Collection entries:
>> start

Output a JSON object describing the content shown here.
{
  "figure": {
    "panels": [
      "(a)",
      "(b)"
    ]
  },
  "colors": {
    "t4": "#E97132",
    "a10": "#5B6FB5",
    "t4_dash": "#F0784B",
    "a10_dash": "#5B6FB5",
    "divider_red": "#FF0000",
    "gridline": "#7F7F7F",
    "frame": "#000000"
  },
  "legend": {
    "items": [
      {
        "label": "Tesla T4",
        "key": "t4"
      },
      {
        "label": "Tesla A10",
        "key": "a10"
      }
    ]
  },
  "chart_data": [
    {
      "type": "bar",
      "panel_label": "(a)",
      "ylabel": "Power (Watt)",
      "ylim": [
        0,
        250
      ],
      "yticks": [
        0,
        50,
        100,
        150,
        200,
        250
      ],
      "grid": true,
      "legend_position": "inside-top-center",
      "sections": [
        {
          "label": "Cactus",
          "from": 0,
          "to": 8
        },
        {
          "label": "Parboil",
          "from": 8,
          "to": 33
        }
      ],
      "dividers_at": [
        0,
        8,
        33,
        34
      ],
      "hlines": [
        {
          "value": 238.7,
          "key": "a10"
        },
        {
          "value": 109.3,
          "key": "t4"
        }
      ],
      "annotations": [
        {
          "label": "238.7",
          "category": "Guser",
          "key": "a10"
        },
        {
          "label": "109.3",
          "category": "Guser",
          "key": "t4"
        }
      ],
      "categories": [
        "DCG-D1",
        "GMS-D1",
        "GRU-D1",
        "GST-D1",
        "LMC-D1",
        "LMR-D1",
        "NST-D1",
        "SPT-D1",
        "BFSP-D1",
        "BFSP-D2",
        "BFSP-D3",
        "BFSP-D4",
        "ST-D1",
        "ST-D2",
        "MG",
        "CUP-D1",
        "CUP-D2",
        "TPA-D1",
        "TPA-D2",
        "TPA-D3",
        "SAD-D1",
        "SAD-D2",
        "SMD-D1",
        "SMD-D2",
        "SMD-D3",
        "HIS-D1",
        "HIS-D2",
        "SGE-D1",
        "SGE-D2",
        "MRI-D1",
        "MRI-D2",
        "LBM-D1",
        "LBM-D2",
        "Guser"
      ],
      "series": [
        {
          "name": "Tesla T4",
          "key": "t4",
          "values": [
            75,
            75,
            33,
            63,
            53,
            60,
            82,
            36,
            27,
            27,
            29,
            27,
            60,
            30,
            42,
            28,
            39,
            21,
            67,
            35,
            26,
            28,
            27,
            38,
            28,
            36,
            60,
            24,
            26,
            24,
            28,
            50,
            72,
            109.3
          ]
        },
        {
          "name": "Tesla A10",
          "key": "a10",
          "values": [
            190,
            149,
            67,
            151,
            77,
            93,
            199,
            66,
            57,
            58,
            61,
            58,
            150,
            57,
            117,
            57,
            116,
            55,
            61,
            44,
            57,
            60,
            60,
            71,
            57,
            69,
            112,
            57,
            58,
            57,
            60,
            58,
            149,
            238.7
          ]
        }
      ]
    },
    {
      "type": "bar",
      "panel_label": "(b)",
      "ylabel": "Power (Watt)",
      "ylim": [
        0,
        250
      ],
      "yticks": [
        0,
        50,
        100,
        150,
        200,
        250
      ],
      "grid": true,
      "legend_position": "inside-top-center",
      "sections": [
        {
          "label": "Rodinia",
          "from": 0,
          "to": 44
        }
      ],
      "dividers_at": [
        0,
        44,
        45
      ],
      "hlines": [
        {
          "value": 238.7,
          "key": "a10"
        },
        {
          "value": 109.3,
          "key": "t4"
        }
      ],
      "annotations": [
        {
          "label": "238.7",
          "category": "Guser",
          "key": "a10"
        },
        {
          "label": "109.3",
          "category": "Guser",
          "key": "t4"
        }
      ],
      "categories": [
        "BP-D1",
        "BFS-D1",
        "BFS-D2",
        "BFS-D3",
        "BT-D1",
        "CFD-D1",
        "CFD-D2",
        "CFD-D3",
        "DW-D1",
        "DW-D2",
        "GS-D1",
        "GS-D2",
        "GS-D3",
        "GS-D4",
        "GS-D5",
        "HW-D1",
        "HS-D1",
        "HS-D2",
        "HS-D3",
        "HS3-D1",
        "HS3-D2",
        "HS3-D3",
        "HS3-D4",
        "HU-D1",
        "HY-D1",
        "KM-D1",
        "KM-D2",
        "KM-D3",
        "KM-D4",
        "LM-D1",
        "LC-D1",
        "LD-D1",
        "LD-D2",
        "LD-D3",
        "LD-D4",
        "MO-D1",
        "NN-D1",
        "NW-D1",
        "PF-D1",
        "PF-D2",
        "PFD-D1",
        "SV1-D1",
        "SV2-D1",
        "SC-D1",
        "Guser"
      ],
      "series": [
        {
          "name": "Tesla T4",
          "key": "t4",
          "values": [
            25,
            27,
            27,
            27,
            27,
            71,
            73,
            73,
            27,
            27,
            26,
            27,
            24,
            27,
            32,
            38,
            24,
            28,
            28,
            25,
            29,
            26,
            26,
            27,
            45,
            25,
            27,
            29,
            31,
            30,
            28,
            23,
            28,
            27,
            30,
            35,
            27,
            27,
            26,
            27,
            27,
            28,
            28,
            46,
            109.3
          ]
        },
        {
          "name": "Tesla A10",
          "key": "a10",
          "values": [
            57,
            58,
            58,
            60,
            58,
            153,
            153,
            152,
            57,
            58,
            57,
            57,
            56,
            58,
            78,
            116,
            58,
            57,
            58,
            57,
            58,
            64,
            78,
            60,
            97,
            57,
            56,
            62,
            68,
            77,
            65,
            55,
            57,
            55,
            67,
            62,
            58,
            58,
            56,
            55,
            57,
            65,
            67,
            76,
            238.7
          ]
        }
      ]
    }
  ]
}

>> end

Work instructions:
Extract, word for word, each line of the listing above.

Response to this task:
Output a JSON object describing the content shown here.
{
  "figure": {
    "panels": [
      "(a)",
      "(b)"
    ]
  },
  "colors": {
    "t4": "#E97132",
    "a10": "#5B6FB5",
    "t4_dash": "#F0784B",
    "a10_dash": "#5B6FB5",
    "divider_red": "#FF0000",
    "gridline": "#7F7F7F",
    "frame": "#000000"
  },
  "legend": {
    "items": [
      {
        "label": "Tesla T4",
        "key": "t4"
      },
      {
        "label": "Tesla A10",
        "key": "a10"
      }
    ]
  },
  "chart_data": [
    {
      "type": "bar",
      "panel_label": "(a)",
      "ylabel": "Power (Watt)",
      "ylim": [
        0,
        250
      ],
      "yticks": [
        0,
        50,
        100,
        150,
        200,
        250
      ],
      "grid": true,
      "legend_position": "inside-top-center",
      "sections": [
        {
          "label": "Cactus",
          "from": 0,
          "to": 8
        },
        {
          "label": "Parboil",
          "from": 8,
          "to": 33
        }
      ],
      "dividers_at": [
        0,
        8,
        33,
        34
      ],
      "hlines": [
        {
          "value": 238.7,
          "key": "a10"
        },
        {
          "value": 109.3,
          "key": "t4"
        }
      ],
      "annotations": [
        {
          "label": "238.7",
          "category": "Guser",
          "key": "a10"
        },
        {
          "label": "109.3",
          "category": "Guser",
          "key": "t4"
        }
      ],
      "categories": [
        "DCG-D1",
        "GMS-D1",
        "GRU-D1",
        "GST-D1",
        "LMC-D1",
        "LMR-D1",
        "NST-D1",
        "SPT-D1",
        "BFSP-D1",
        "BFSP-D2",
        "BFSP-D3",
        "BFSP-D4",
        "ST-D1",
        "ST-D2",
        "MG",
        "CUP-D1",
        "CUP-D2",
        "TPA-D1",
        "TPA-D2",
        "TPA-D3",
        "SAD-D1",
        "SAD-D2",
        "SMD-D1",
        "SMD-D2",
        "SMD-D3",
        "HIS-D1",
        "HIS-D2",
        "SGE-D1",
        "SGE-D2",
        "MRI-D1",
        "MRI-D2",
        "LBM-D1",
        "LBM-D2",
        "Guser"
      ],
      "series": [
        {
          "name": "Tesla T4",
          "key": "t4",
          "values": [
            75,
            75,
            33,
            63,
            53,
            60,
            82,
            36,
            27,
            27,
            29,
            27,
            60,
            30,
            42,
            28,
            39,
            21,
            67,
            35,
            26,
            28,
            27,
            38,
            28,
            36,
            60,
            24,
            26,
            24,
            28,
            50,
            72,
            109.3
          ]
        },
        {
          "name": "Tesla A10",
          "key": "a10",
          "values": [
            190,
            149,
            67,
            151,
            77,
            93,
            199,
            66,
            57,
            58,
            61,
            58,
            150,
            57,
            117,
            57,
            116,
            55,
            61,
            44,
            57,
            60,
            60,
            71,
            57,
            69,
            112,
            57,
            58,
            57,
            60,
            58,
            149,
            238.7
          ]
        }
      ]
    },
    {
      "type": "bar",
      "panel_label": "(b)",
      "ylabel": "Power (Watt)",
      "ylim": [
        0,
        250
      ],
      "yticks": [
        0,
        50,
        100,
        150,
        200,
        250
      ],
      "grid": true,
      "legend_position": "inside-top-center",
      "sections": [
        {
          "label": "Rodinia",
          "from": 0,
          "to": 44
        }
      ],
      "dividers_at": [
        0,
        44,
        45
      ],
      "hlines": [
        {
          "value": 238.7,
          "key": "a10"
        },
        {
          "value": 109.3,
          "key": "t4"
        }
      ],
      "annotations": [
        {
          "label": "238.7",
          "category": "Guser",
          "key": "a10"
        },
        {
          "label": "109.3",
          "category": "Guser",
          "key": "t4"
        }
      ],
      "categories": [
        "BP-D1",
        "BFS-D1",
        "BFS-D2",
        "BFS-D3",
        "BT-D1",
        "CFD-D1",
        "CFD-D2",
        "CFD-D3",
        "DW-D1",
        "DW-D2",
        "GS-D1",
        "GS-D2",
        "GS-D3",
        "GS-D4",
        "GS-D5",
        "HW-D1",
        "HS-D1",
        "HS-D2",
        "HS-D3",
        "HS3-D1",
        "HS3-D2",
        "HS3-D3",
        "HS3-D4",
        "HU-D1",
        "HY-D1",
        "KM-D1",
        "KM-D2",
        "KM-D3",
        "KM-D4",
        "LM-D1",
        "LC-D1",
        "LD-D1",
        "LD-D2",
        "LD-D3",
        "LD-D4",
        "MO-D1",
        "NN-D1",
        "NW-D1",
        "PF-D1",
        "PF-D2",
        "PFD-D1",
        "SV1-D1",
        "SV2-D1",
        "SC-D1",
        "Guser"
      ],
      "series": [
        {
          "name": "Tesla T4",
          "key": "t4",
          "values": [
            25,
            27,
            27,
            27,
            27,
            71,
            73,
            73,
            27,
            27,
            26,
            27,
            24,
            27,
            32,
            38,
            24,
            28,
            28,
            25,
            29,
            26,
            26,
            27,
            45,
            25,
            27,
            29,
            31,
            30,
            28,
            23,
            28,
            27,
            30,
            35,
            27,
            27,
            26,
            27,
            27,
            28,
            28,
            46,
            109.3
          ]
        },
        {
          "name": "Tesla A10",
          "key": "a10",
          "values": [
            57,
            58,
            58,
            60,
            58,
            153,
            153,
            152,
            57,
            58,
            57,
            57,
            56,
            58,
            78,
            116,
            58,
            57,
            58,
            57,
            58,
            64,
            78,
            60,
            97,
            57,
            56,
            62,
            68,
            77,
            65,
            55,
            57,
            55,
            67,
            62,
            58,
            58,
            56,
            55,
            57,
            65,
            67,
            76,
            238.7
          ]
        }
      ]
    }
  ]
}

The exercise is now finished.